• TO BE DONE
Omit every picture, then give all the entries again exactly.

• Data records
+===+

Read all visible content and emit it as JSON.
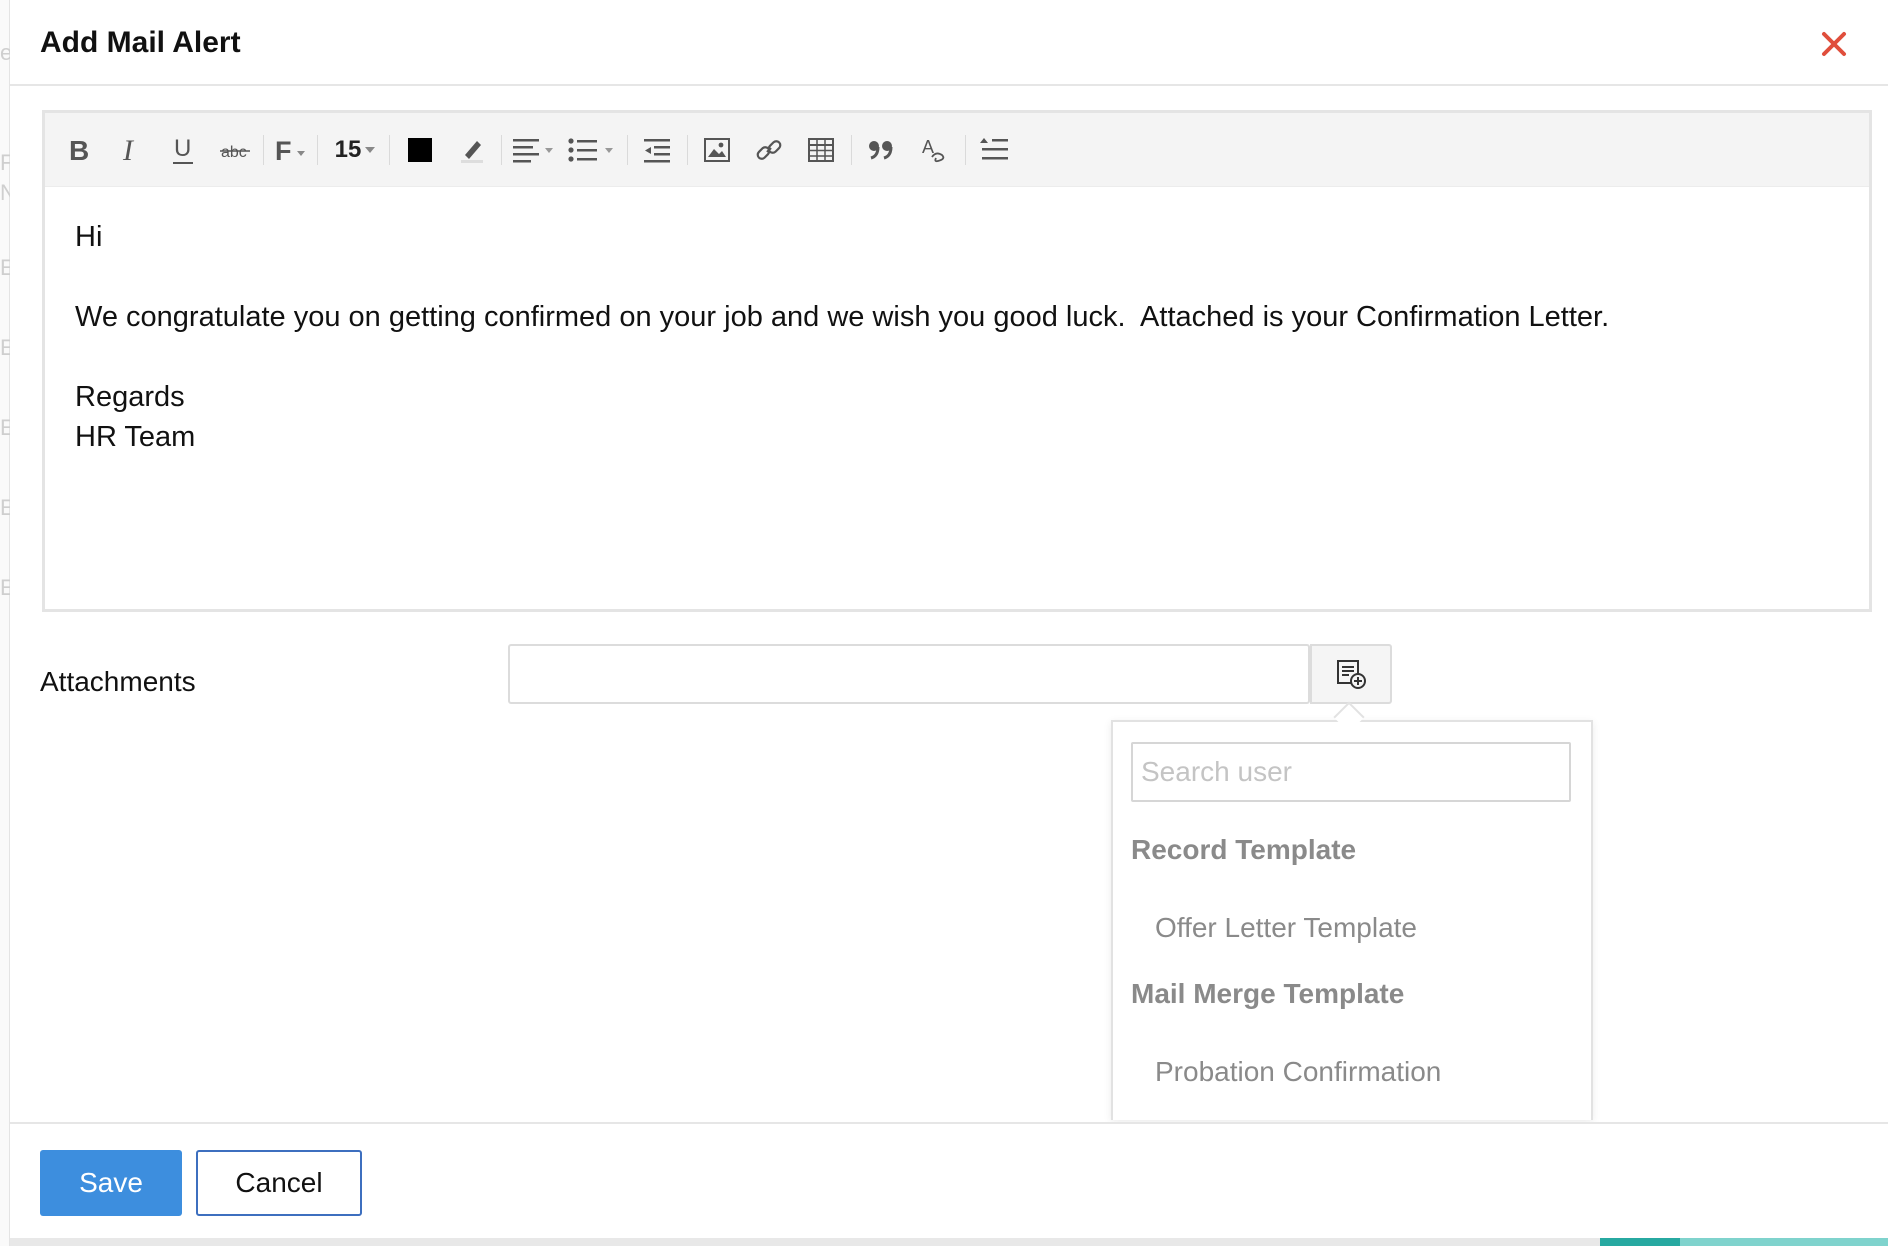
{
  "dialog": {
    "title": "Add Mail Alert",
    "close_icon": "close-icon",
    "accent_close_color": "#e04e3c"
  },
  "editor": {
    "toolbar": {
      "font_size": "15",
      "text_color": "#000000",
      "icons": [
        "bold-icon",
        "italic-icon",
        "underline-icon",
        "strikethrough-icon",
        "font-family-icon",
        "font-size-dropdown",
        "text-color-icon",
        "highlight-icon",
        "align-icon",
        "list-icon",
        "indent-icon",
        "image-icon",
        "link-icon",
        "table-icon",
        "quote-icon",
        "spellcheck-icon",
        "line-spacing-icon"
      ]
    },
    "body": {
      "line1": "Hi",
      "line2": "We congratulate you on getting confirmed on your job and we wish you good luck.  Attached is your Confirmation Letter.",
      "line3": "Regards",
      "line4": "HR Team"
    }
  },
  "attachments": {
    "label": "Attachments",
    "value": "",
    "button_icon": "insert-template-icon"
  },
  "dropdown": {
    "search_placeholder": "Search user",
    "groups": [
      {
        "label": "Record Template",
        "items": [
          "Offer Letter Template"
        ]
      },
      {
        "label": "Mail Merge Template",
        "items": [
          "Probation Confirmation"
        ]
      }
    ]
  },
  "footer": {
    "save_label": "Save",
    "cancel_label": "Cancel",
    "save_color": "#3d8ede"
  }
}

+===+

• FINISHED ANSWER
Read all visible content and emit it as JSON.
{
  "dialog": {
    "title": "Add Mail Alert",
    "close_icon": "close-icon",
    "accent_close_color": "#e04e3c"
  },
  "editor": {
    "toolbar": {
      "font_size": "15",
      "text_color": "#000000",
      "icons": [
        "bold-icon",
        "italic-icon",
        "underline-icon",
        "strikethrough-icon",
        "font-family-icon",
        "font-size-dropdown",
        "text-color-icon",
        "highlight-icon",
        "align-icon",
        "list-icon",
        "indent-icon",
        "image-icon",
        "link-icon",
        "table-icon",
        "quote-icon",
        "spellcheck-icon",
        "line-spacing-icon"
      ]
    },
    "body": {
      "line1": "Hi",
      "line2": "We congratulate you on getting confirmed on your job and we wish you good luck.  Attached is your Confirmation Letter.",
      "line3": "Regards",
      "line4": "HR Team"
    }
  },
  "attachments": {
    "label": "Attachments",
    "value": "",
    "button_icon": "insert-template-icon"
  },
  "dropdown": {
    "search_placeholder": "Search user",
    "groups": [
      {
        "label": "Record Template",
        "items": [
          "Offer Letter Template"
        ]
      },
      {
        "label": "Mail Merge Template",
        "items": [
          "Probation Confirmation"
        ]
      }
    ]
  },
  "footer": {
    "save_label": "Save",
    "cancel_label": "Cancel",
    "save_color": "#3d8ede"
  }
}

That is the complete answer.